**Aim of the exercise:** Extract every entry word for word.

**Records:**
○ ○ ○ ○

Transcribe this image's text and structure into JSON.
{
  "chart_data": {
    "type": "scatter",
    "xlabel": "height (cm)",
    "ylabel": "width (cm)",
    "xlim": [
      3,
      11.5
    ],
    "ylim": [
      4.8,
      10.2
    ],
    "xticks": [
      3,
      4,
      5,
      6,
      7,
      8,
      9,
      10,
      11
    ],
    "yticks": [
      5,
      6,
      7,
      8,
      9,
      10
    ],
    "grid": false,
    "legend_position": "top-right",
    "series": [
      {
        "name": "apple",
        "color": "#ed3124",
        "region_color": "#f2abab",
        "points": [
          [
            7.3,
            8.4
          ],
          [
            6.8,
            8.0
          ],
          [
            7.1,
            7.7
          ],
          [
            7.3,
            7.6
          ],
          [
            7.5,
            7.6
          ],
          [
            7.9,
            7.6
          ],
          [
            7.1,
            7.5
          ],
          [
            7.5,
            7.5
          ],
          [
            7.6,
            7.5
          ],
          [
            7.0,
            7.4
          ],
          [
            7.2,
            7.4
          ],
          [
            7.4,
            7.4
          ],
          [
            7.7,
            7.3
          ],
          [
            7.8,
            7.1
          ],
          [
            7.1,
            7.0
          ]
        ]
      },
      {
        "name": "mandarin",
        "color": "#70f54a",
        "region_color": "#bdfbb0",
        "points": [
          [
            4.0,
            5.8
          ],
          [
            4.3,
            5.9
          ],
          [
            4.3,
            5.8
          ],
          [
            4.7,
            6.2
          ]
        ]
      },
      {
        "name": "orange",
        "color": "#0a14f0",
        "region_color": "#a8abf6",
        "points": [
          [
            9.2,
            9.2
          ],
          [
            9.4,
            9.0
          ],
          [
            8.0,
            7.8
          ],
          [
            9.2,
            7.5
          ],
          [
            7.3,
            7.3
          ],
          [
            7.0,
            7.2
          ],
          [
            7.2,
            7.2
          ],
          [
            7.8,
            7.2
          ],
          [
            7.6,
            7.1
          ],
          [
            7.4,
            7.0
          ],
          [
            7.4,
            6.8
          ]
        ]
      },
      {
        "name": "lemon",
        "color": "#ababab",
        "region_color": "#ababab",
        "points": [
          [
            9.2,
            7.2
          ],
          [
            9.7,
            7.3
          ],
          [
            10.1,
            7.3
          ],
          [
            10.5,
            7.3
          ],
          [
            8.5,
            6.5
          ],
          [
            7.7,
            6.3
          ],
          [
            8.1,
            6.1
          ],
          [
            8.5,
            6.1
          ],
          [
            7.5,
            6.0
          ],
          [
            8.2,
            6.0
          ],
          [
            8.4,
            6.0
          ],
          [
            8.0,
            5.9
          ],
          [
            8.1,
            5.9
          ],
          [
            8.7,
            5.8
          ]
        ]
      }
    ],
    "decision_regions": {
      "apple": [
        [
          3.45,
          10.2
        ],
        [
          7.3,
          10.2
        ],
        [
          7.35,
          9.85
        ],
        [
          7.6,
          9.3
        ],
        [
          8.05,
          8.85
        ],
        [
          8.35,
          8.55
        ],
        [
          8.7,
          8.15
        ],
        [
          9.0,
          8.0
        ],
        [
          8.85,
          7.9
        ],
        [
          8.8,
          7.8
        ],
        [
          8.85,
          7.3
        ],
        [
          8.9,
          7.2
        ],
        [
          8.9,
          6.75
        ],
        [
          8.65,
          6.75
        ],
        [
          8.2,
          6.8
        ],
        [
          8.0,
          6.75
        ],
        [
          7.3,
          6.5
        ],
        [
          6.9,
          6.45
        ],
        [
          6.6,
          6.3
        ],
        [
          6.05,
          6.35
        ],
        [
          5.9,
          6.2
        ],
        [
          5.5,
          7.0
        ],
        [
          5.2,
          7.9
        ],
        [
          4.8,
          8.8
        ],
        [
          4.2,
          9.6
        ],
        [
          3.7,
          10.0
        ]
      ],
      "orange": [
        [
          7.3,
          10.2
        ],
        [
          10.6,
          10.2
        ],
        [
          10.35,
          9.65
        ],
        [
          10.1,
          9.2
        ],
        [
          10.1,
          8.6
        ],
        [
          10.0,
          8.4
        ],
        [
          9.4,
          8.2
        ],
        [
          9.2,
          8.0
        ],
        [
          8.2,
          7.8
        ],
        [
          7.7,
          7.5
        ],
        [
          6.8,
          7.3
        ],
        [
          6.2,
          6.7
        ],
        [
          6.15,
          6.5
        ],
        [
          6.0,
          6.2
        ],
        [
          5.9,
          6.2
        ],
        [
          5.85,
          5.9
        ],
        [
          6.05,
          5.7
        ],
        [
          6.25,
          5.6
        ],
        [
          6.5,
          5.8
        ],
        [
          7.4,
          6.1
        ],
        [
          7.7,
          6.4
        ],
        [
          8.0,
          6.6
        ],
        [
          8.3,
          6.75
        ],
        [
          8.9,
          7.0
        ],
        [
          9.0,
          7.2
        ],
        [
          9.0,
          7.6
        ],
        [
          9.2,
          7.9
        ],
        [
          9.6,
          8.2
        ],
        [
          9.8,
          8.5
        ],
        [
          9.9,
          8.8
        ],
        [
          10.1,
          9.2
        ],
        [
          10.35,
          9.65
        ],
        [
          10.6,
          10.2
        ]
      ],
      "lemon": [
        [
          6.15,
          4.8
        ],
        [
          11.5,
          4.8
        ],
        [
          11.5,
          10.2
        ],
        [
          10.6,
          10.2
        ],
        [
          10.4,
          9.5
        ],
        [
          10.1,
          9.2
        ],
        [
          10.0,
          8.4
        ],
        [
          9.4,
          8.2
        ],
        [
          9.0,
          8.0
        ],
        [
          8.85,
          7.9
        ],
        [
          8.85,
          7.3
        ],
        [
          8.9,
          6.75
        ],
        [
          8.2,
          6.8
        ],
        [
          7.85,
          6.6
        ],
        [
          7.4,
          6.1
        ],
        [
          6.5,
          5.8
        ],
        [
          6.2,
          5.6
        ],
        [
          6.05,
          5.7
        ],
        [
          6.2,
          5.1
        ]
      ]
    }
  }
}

○ ○ ○ ○

**Solution to this exercise:**
Transcribe this image's text and structure into JSON.
{
  "chart_data": {
    "type": "scatter",
    "xlabel": "height (cm)",
    "ylabel": "width (cm)",
    "xlim": [
      3,
      11.5
    ],
    "ylim": [
      4.8,
      10.2
    ],
    "xticks": [
      3,
      4,
      5,
      6,
      7,
      8,
      9,
      10,
      11
    ],
    "yticks": [
      5,
      6,
      7,
      8,
      9,
      10
    ],
    "grid": false,
    "legend_position": "top-right",
    "series": [
      {
        "name": "apple",
        "color": "#ed3124",
        "region_color": "#f2abab",
        "points": [
          [
            7.3,
            8.4
          ],
          [
            6.8,
            8.0
          ],
          [
            7.1,
            7.7
          ],
          [
            7.3,
            7.6
          ],
          [
            7.5,
            7.6
          ],
          [
            7.9,
            7.6
          ],
          [
            7.1,
            7.5
          ],
          [
            7.5,
            7.5
          ],
          [
            7.6,
            7.5
          ],
          [
            7.0,
            7.4
          ],
          [
            7.2,
            7.4
          ],
          [
            7.4,
            7.4
          ],
          [
            7.7,
            7.3
          ],
          [
            7.8,
            7.1
          ],
          [
            7.1,
            7.0
          ]
        ]
      },
      {
        "name": "mandarin",
        "color": "#70f54a",
        "region_color": "#bdfbb0",
        "points": [
          [
            4.0,
            5.8
          ],
          [
            4.3,
            5.9
          ],
          [
            4.3,
            5.8
          ],
          [
            4.7,
            6.2
          ]
        ]
      },
      {
        "name": "orange",
        "color": "#0a14f0",
        "region_color": "#a8abf6",
        "points": [
          [
            9.2,
            9.2
          ],
          [
            9.4,
            9.0
          ],
          [
            8.0,
            7.8
          ],
          [
            9.2,
            7.5
          ],
          [
            7.3,
            7.3
          ],
          [
            7.0,
            7.2
          ],
          [
            7.2,
            7.2
          ],
          [
            7.8,
            7.2
          ],
          [
            7.6,
            7.1
          ],
          [
            7.4,
            7.0
          ],
          [
            7.4,
            6.8
          ]
        ]
      },
      {
        "name": "lemon",
        "color": "#ababab",
        "region_color": "#ababab",
        "points": [
          [
            9.2,
            7.2
          ],
          [
            9.7,
            7.3
          ],
          [
            10.1,
            7.3
          ],
          [
            10.5,
            7.3
          ],
          [
            8.5,
            6.5
          ],
          [
            7.7,
            6.3
          ],
          [
            8.1,
            6.1
          ],
          [
            8.5,
            6.1
          ],
          [
            7.5,
            6.0
          ],
          [
            8.2,
            6.0
          ],
          [
            8.4,
            6.0
          ],
          [
            8.0,
            5.9
          ],
          [
            8.1,
            5.9
          ],
          [
            8.7,
            5.8
          ]
        ]
      }
    ],
    "decision_regions": {
      "apple": [
        [
          3.45,
          10.2
        ],
        [
          7.3,
          10.2
        ],
        [
          7.35,
          9.85
        ],
        [
          7.6,
          9.3
        ],
        [
          8.05,
          8.85
        ],
        [
          8.35,
          8.55
        ],
        [
          8.7,
          8.15
        ],
        [
          9.0,
          8.0
        ],
        [
          8.85,
          7.9
        ],
        [
          8.8,
          7.8
        ],
        [
          8.85,
          7.3
        ],
        [
          8.9,
          7.2
        ],
        [
          8.9,
          6.75
        ],
        [
          8.65,
          6.75
        ],
        [
          8.2,
          6.8
        ],
        [
          8.0,
          6.75
        ],
        [
          7.3,
          6.5
        ],
        [
          6.9,
          6.45
        ],
        [
          6.6,
          6.3
        ],
        [
          6.05,
          6.35
        ],
        [
          5.9,
          6.2
        ],
        [
          5.5,
          7.0
        ],
        [
          5.2,
          7.9
        ],
        [
          4.8,
          8.8
        ],
        [
          4.2,
          9.6
        ],
        [
          3.7,
          10.0
        ]
      ],
      "orange": [
        [
          7.3,
          10.2
        ],
        [
          10.6,
          10.2
        ],
        [
          10.35,
          9.65
        ],
        [
          10.1,
          9.2
        ],
        [
          10.1,
          8.6
        ],
        [
          10.0,
          8.4
        ],
        [
          9.4,
          8.2
        ],
        [
          9.2,
          8.0
        ],
        [
          8.2,
          7.8
        ],
        [
          7.7,
          7.5
        ],
        [
          6.8,
          7.3
        ],
        [
          6.2,
          6.7
        ],
        [
          6.15,
          6.5
        ],
        [
          6.0,
          6.2
        ],
        [
          5.9,
          6.2
        ],
        [
          5.85,
          5.9
        ],
        [
          6.05,
          5.7
        ],
        [
          6.25,
          5.6
        ],
        [
          6.5,
          5.8
        ],
        [
          7.4,
          6.1
        ],
        [
          7.7,
          6.4
        ],
        [
          8.0,
          6.6
        ],
        [
          8.3,
          6.75
        ],
        [
          8.9,
          7.0
        ],
        [
          9.0,
          7.2
        ],
        [
          9.0,
          7.6
        ],
        [
          9.2,
          7.9
        ],
        [
          9.6,
          8.2
        ],
        [
          9.8,
          8.5
        ],
        [
          9.9,
          8.8
        ],
        [
          10.1,
          9.2
        ],
        [
          10.35,
          9.65
        ],
        [
          10.6,
          10.2
        ]
      ],
      "lemon": [
        [
          6.15,
          4.8
        ],
        [
          11.5,
          4.8
        ],
        [
          11.5,
          10.2
        ],
        [
          10.6,
          10.2
        ],
        [
          10.4,
          9.5
        ],
        [
          10.1,
          9.2
        ],
        [
          10.0,
          8.4
        ],
        [
          9.4,
          8.2
        ],
        [
          9.0,
          8.0
        ],
        [
          8.85,
          7.9
        ],
        [
          8.85,
          7.3
        ],
        [
          8.9,
          6.75
        ],
        [
          8.2,
          6.8
        ],
        [
          7.85,
          6.6
        ],
        [
          7.4,
          6.1
        ],
        [
          6.5,
          5.8
        ],
        [
          6.2,
          5.6
        ],
        [
          6.05,
          5.7
        ],
        [
          6.2,
          5.1
        ]
      ]
    }
  }
}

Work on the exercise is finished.